• Dataset extract

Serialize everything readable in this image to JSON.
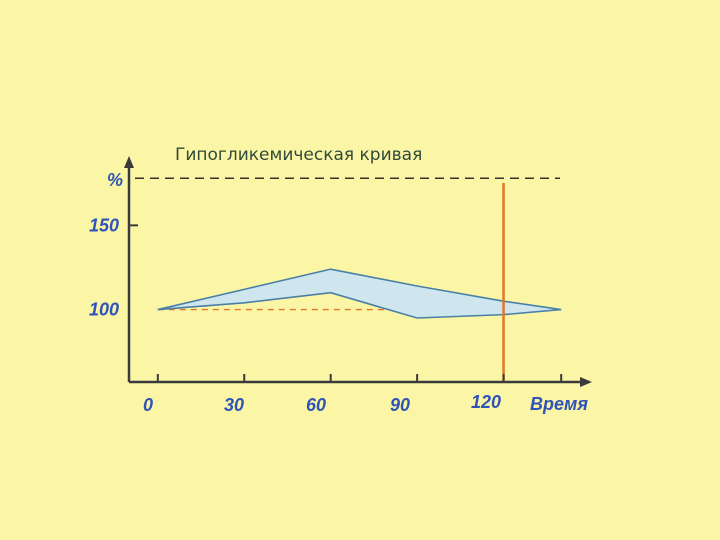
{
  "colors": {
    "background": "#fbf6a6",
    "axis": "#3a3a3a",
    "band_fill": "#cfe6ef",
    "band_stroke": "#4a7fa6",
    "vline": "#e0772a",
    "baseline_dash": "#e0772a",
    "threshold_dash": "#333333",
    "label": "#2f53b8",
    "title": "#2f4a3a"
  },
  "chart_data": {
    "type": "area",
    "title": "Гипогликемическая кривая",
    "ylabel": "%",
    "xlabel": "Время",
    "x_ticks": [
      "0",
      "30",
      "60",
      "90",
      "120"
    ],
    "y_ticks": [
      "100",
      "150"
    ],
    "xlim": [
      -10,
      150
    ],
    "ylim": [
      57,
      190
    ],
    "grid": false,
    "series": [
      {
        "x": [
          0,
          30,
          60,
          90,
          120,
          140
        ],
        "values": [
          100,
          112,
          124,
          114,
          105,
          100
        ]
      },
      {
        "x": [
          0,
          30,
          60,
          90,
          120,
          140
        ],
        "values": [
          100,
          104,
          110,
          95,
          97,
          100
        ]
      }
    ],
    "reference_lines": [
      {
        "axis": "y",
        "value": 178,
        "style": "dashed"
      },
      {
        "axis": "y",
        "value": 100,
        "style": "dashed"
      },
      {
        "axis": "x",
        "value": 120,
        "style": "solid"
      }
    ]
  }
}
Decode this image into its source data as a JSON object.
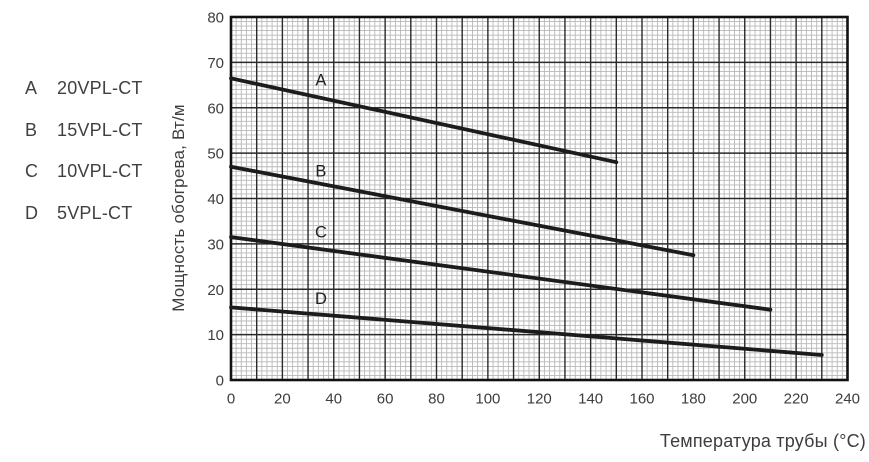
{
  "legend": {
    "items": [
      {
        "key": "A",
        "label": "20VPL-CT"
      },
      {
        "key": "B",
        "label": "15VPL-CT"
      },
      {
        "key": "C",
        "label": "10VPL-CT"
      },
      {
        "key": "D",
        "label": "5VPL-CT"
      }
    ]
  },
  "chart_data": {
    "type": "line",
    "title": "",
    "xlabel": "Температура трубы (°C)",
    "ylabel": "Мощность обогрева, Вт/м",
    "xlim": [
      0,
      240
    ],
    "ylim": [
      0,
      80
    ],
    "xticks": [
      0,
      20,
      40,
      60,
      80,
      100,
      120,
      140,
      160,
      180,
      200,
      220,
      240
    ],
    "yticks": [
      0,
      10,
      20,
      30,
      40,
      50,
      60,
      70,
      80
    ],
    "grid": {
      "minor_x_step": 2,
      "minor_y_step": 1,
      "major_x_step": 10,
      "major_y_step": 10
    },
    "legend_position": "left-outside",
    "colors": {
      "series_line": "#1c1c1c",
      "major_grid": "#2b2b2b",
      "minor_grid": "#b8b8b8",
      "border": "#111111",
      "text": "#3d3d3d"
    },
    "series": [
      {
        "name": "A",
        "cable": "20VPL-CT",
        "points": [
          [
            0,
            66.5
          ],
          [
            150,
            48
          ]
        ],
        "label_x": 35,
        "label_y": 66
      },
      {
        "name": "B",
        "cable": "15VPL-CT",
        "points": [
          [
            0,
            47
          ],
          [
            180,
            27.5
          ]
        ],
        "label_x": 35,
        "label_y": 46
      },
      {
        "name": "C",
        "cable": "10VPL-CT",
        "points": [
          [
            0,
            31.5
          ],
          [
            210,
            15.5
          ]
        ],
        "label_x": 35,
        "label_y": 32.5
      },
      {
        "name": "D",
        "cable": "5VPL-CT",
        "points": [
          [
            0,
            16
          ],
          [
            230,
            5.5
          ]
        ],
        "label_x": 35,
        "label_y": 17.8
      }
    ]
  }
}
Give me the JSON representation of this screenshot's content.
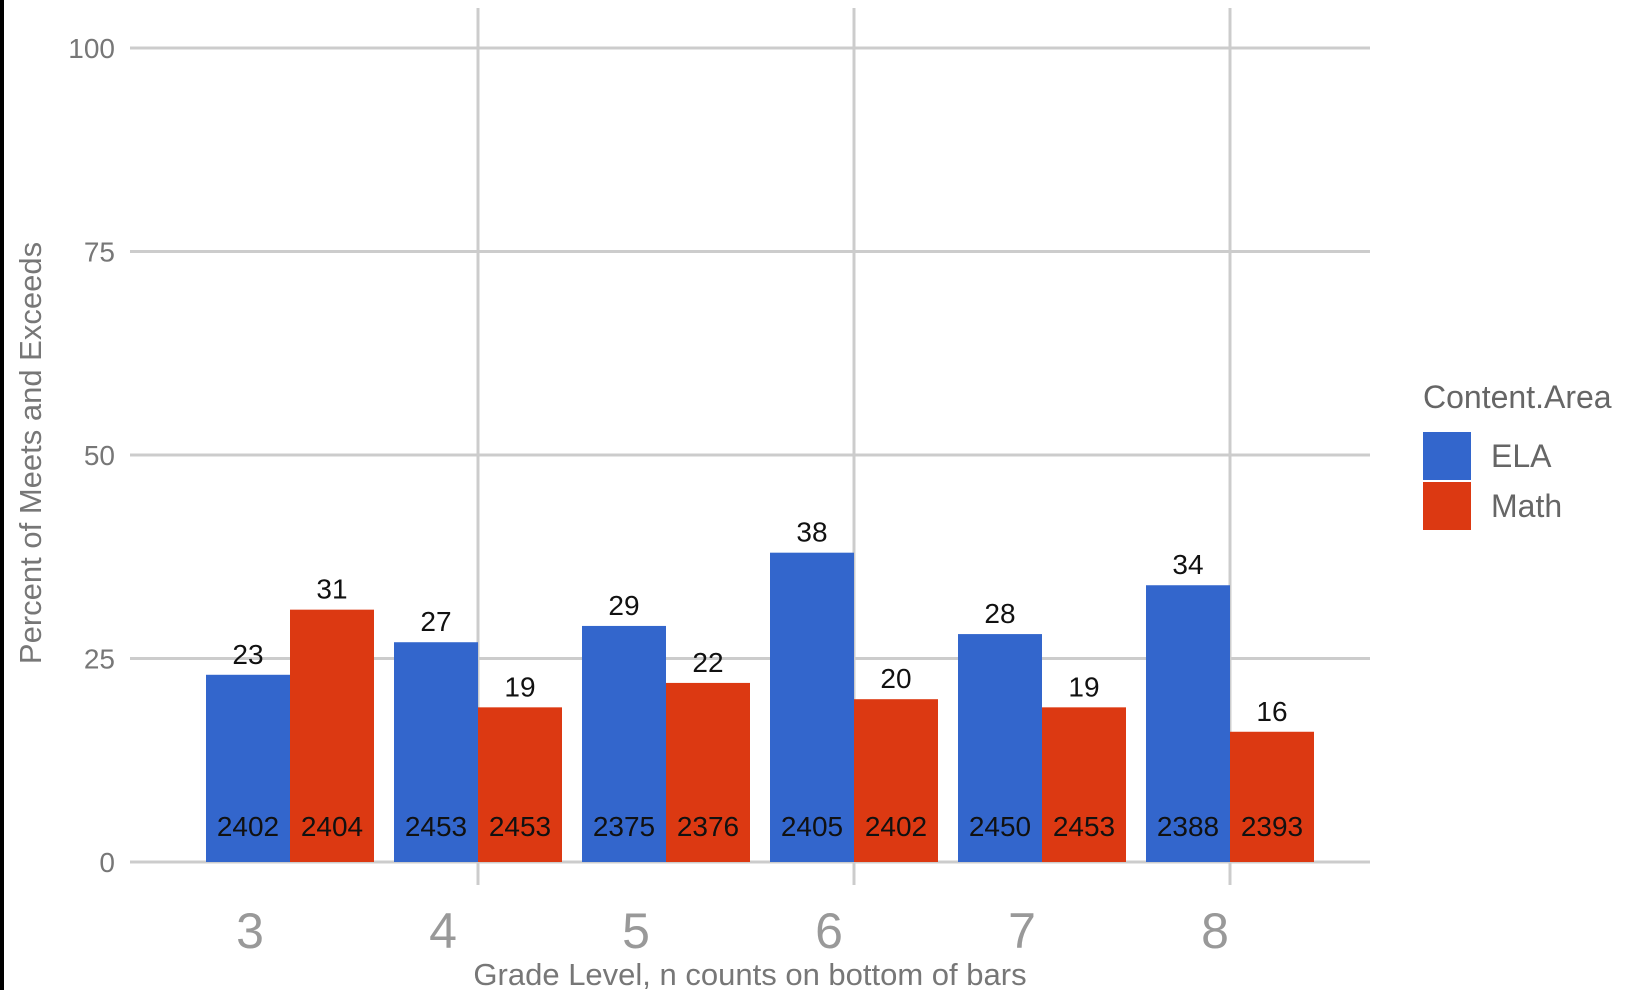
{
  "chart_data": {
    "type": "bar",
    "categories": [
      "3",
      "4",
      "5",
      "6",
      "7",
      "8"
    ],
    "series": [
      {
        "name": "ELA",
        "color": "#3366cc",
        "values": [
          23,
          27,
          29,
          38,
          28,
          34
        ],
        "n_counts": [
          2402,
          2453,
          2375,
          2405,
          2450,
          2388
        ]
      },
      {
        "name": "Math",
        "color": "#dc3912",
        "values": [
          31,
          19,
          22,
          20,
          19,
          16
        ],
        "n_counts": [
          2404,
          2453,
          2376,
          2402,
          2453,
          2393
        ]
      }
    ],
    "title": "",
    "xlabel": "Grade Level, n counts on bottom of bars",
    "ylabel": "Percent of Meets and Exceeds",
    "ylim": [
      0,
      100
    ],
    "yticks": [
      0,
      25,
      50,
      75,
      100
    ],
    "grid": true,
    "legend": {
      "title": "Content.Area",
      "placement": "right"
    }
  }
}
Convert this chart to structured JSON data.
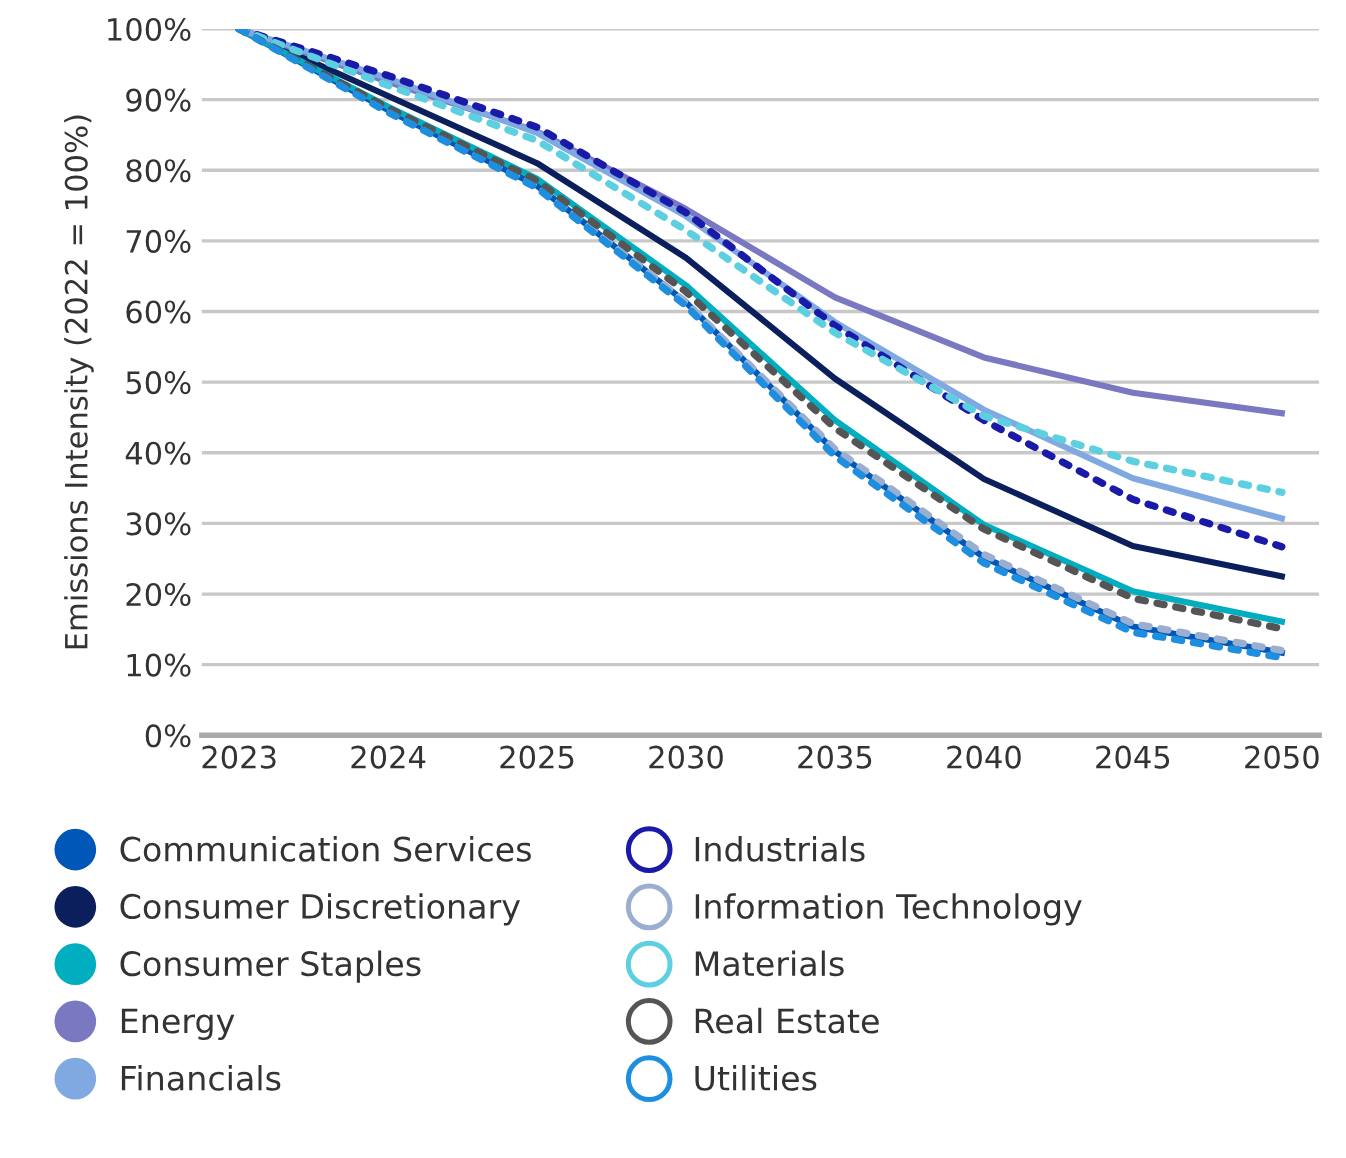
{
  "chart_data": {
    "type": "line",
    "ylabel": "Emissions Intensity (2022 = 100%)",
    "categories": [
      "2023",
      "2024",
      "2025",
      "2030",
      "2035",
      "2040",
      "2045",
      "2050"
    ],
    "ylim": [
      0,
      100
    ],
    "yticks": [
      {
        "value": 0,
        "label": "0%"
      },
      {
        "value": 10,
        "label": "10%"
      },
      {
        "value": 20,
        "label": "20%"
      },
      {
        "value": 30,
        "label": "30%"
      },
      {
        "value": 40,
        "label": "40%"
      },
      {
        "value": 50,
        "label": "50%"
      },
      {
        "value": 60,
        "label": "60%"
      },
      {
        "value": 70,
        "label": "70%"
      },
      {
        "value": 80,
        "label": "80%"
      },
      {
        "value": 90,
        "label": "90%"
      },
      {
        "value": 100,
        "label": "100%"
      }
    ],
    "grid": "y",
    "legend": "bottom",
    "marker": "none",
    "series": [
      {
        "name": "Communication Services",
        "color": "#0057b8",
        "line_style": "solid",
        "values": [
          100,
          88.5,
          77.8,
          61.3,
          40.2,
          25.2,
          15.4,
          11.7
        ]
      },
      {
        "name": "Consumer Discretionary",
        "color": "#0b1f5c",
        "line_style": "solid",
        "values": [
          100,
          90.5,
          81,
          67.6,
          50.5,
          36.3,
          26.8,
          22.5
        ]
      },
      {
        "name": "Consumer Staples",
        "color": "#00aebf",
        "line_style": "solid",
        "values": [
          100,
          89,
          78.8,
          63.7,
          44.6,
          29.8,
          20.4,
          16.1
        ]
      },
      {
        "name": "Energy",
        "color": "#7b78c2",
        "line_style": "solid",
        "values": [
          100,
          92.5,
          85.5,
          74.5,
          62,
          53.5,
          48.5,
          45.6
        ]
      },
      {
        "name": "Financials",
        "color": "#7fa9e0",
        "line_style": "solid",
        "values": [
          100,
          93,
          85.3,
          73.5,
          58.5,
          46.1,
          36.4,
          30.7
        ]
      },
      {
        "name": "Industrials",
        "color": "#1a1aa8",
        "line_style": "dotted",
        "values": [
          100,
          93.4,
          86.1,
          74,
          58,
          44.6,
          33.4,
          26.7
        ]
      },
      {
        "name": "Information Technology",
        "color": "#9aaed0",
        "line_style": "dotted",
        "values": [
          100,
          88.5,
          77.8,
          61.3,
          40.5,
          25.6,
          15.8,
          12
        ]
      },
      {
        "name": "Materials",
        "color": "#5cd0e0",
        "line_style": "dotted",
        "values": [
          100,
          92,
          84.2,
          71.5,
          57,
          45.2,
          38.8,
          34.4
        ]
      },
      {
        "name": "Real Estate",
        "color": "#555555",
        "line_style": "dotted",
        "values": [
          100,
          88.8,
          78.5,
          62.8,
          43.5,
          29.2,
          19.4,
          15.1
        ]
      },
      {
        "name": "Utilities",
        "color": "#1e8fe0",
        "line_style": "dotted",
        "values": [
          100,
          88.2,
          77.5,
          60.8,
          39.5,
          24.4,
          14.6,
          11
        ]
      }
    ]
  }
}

• Exercise aim
Omit the pictures, and quote the material above exactly as given.

• Full output
Serialize everything readable in this image to JSON.
{
  "colors": {
    "background": "#fbf6a6",
    "axis": "#3a3a3a",
    "band_fill": "#cfe6ef",
    "band_stroke": "#4a7fa6",
    "vline": "#e0772a",
    "baseline_dash": "#e0772a",
    "threshold_dash": "#333333",
    "label": "#2f53b8",
    "title": "#2f4a3a"
  },
  "chart_data": {
    "type": "area",
    "title": "Гипогликемическая кривая",
    "ylabel": "%",
    "xlabel": "Время",
    "x_ticks": [
      "0",
      "30",
      "60",
      "90",
      "120"
    ],
    "y_ticks": [
      "100",
      "150"
    ],
    "xlim": [
      -10,
      150
    ],
    "ylim": [
      57,
      190
    ],
    "grid": false,
    "series": [
      {
        "x": [
          0,
          30,
          60,
          90,
          120,
          140
        ],
        "values": [
          100,
          112,
          124,
          114,
          105,
          100
        ]
      },
      {
        "x": [
          0,
          30,
          60,
          90,
          120,
          140
        ],
        "values": [
          100,
          104,
          110,
          95,
          97,
          100
        ]
      }
    ],
    "reference_lines": [
      {
        "axis": "y",
        "value": 178,
        "style": "dashed"
      },
      {
        "axis": "y",
        "value": 100,
        "style": "dashed"
      },
      {
        "axis": "x",
        "value": 120,
        "style": "solid"
      }
    ]
  }
}
Decode this image into its source data as a JSON object.
{
  "legend": {
    "items": [
      {
        "key": "A",
        "label": "20VPL-CT"
      },
      {
        "key": "B",
        "label": "15VPL-CT"
      },
      {
        "key": "C",
        "label": "10VPL-CT"
      },
      {
        "key": "D",
        "label": "5VPL-CT"
      }
    ]
  },
  "chart_data": {
    "type": "line",
    "title": "",
    "xlabel": "Температура трубы (°C)",
    "ylabel": "Мощность обогрева, Вт/м",
    "xlim": [
      0,
      240
    ],
    "ylim": [
      0,
      80
    ],
    "xticks": [
      0,
      20,
      40,
      60,
      80,
      100,
      120,
      140,
      160,
      180,
      200,
      220,
      240
    ],
    "yticks": [
      0,
      10,
      20,
      30,
      40,
      50,
      60,
      70,
      80
    ],
    "grid": {
      "minor_x_step": 2,
      "minor_y_step": 1,
      "major_x_step": 10,
      "major_y_step": 10
    },
    "legend_position": "left-outside",
    "colors": {
      "series_line": "#1c1c1c",
      "major_grid": "#2b2b2b",
      "minor_grid": "#b8b8b8",
      "border": "#111111",
      "text": "#3d3d3d"
    },
    "series": [
      {
        "name": "A",
        "cable": "20VPL-CT",
        "points": [
          [
            0,
            66.5
          ],
          [
            150,
            48
          ]
        ],
        "label_x": 35,
        "label_y": 66
      },
      {
        "name": "B",
        "cable": "15VPL-CT",
        "points": [
          [
            0,
            47
          ],
          [
            180,
            27.5
          ]
        ],
        "label_x": 35,
        "label_y": 46
      },
      {
        "name": "C",
        "cable": "10VPL-CT",
        "points": [
          [
            0,
            31.5
          ],
          [
            210,
            15.5
          ]
        ],
        "label_x": 35,
        "label_y": 32.5
      },
      {
        "name": "D",
        "cable": "5VPL-CT",
        "points": [
          [
            0,
            16
          ],
          [
            230,
            5.5
          ]
        ],
        "label_x": 35,
        "label_y": 17.8
      }
    ]
  }
}
Give me the JSON representation of this screenshot's content.
{
  "chart_data": {
    "type": "bar",
    "categories": [
      "3",
      "4",
      "5",
      "6",
      "7",
      "8"
    ],
    "series": [
      {
        "name": "ELA",
        "color": "#3366cc",
        "values": [
          23,
          27,
          29,
          38,
          28,
          34
        ],
        "n_counts": [
          2402,
          2453,
          2375,
          2405,
          2450,
          2388
        ]
      },
      {
        "name": "Math",
        "color": "#dc3912",
        "values": [
          31,
          19,
          22,
          20,
          19,
          16
        ],
        "n_counts": [
          2404,
          2453,
          2376,
          2402,
          2453,
          2393
        ]
      }
    ],
    "title": "",
    "xlabel": "Grade Level, n counts on bottom of bars",
    "ylabel": "Percent of Meets and Exceeds",
    "ylim": [
      0,
      100
    ],
    "yticks": [
      0,
      25,
      50,
      75,
      100
    ],
    "grid": true,
    "legend": {
      "title": "Content.Area",
      "placement": "right"
    }
  }
}
Convert this chart to structured JSON data.
{
  "chart_data": {
    "type": "line",
    "ylabel": "Emissions Intensity (2022 = 100%)",
    "categories": [
      "2023",
      "2024",
      "2025",
      "2030",
      "2035",
      "2040",
      "2045",
      "2050"
    ],
    "ylim": [
      0,
      100
    ],
    "yticks": [
      {
        "value": 0,
        "label": "0%"
      },
      {
        "value": 10,
        "label": "10%"
      },
      {
        "value": 20,
        "label": "20%"
      },
      {
        "value": 30,
        "label": "30%"
      },
      {
        "value": 40,
        "label": "40%"
      },
      {
        "value": 50,
        "label": "50%"
      },
      {
        "value": 60,
        "label": "60%"
      },
      {
        "value": 70,
        "label": "70%"
      },
      {
        "value": 80,
        "label": "80%"
      },
      {
        "value": 90,
        "label": "90%"
      },
      {
        "value": 100,
        "label": "100%"
      }
    ],
    "grid": "y",
    "legend": "bottom",
    "marker": "none",
    "series": [
      {
        "name": "Communication Services",
        "color": "#0057b8",
        "line_style": "solid",
        "values": [
          100,
          88.5,
          77.8,
          61.3,
          40.2,
          25.2,
          15.4,
          11.7
        ]
      },
      {
        "name": "Consumer Discretionary",
        "color": "#0b1f5c",
        "line_style": "solid",
        "values": [
          100,
          90.5,
          81,
          67.6,
          50.5,
          36.3,
          26.8,
          22.5
        ]
      },
      {
        "name": "Consumer Staples",
        "color": "#00aebf",
        "line_style": "solid",
        "values": [
          100,
          89,
          78.8,
          63.7,
          44.6,
          29.8,
          20.4,
          16.1
        ]
      },
      {
        "name": "Energy",
        "color": "#7b78c2",
        "line_style": "solid",
        "values": [
          100,
          92.5,
          85.5,
          74.5,
          62,
          53.5,
          48.5,
          45.6
        ]
      },
      {
        "name": "Financials",
        "color": "#7fa9e0",
        "line_style": "solid",
        "values": [
          100,
          93,
          85.3,
          73.5,
          58.5,
          46.1,
          36.4,
          30.7
        ]
      },
      {
        "name": "Industrials",
        "color": "#1a1aa8",
        "line_style": "dotted",
        "values": [
          100,
          93.4,
          86.1,
          74,
          58,
          44.6,
          33.4,
          26.7
        ]
      },
      {
        "name": "Information Technology",
        "color": "#9aaed0",
        "line_style": "dotted",
        "values": [
          100,
          88.5,
          77.8,
          61.3,
          40.5,
          25.6,
          15.8,
          12
        ]
      },
      {
        "name": "Materials",
        "color": "#5cd0e0",
        "line_style": "dotted",
        "values": [
          100,
          92,
          84.2,
          71.5,
          57,
          45.2,
          38.8,
          34.4
        ]
      },
      {
        "name": "Real Estate",
        "color": "#555555",
        "line_style": "dotted",
        "values": [
          100,
          88.8,
          78.5,
          62.8,
          43.5,
          29.2,
          19.4,
          15.1
        ]
      },
      {
        "name": "Utilities",
        "color": "#1e8fe0",
        "line_style": "dotted",
        "values": [
          100,
          88.2,
          77.5,
          60.8,
          39.5,
          24.4,
          14.6,
          11
        ]
      }
    ]
  }
}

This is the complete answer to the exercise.